** Start Data for processing **

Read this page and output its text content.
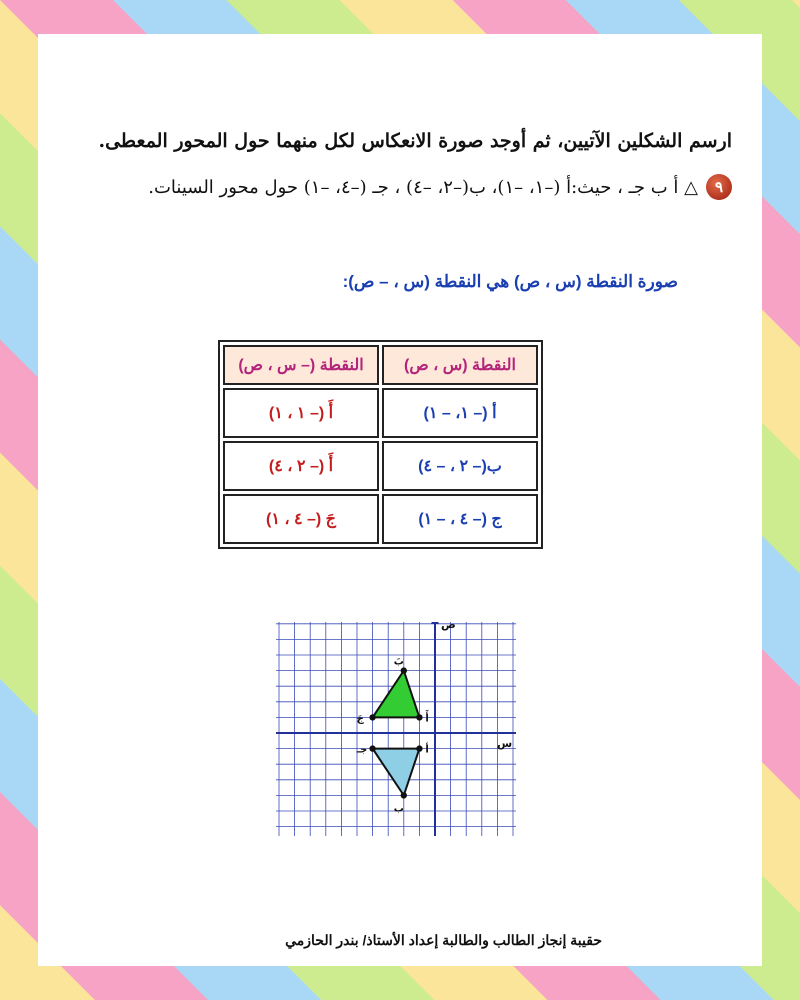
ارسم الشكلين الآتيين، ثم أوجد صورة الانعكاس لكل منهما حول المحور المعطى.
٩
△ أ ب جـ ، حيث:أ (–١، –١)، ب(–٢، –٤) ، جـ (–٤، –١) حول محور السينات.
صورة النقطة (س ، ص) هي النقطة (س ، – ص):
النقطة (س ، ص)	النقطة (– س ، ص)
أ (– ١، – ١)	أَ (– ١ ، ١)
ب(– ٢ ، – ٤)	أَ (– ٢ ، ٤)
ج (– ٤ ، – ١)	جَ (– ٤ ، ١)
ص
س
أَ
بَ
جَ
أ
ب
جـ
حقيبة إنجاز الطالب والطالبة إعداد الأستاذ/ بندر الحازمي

** End Data for processing **
** Start Data for processing **

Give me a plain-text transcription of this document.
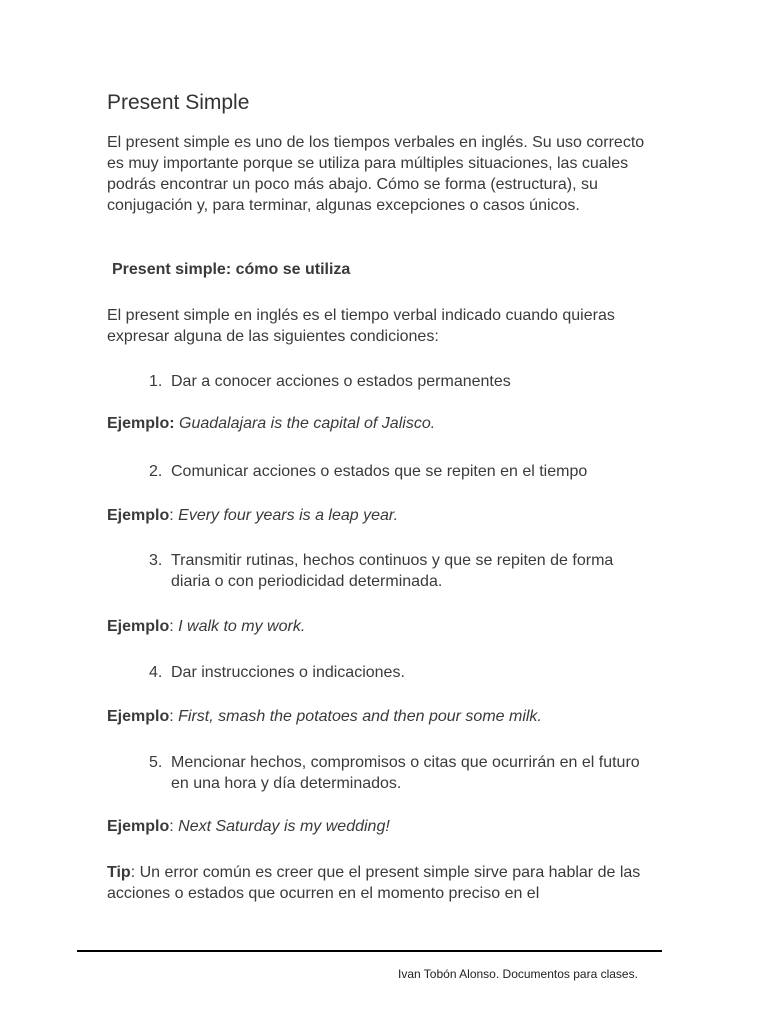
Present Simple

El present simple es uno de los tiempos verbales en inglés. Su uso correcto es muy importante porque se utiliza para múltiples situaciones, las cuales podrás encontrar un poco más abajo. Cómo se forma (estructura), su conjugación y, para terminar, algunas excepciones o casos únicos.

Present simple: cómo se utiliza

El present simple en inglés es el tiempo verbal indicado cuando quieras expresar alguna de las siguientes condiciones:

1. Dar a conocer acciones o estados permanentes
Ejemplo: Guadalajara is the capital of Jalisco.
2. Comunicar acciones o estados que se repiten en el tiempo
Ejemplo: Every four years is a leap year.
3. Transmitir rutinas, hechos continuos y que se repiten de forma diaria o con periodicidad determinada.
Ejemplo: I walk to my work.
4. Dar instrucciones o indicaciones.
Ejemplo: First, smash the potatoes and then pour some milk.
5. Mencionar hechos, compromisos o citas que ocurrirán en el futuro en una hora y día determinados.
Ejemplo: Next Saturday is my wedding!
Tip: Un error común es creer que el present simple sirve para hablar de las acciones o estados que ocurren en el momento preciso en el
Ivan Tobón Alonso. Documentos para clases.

** End Data for processing **

## [Brief]
Show every line in the records above that contains the word "text".

## [Answer to this task]
Read this page and output its text content.
Give me a plain-text transcription of this document.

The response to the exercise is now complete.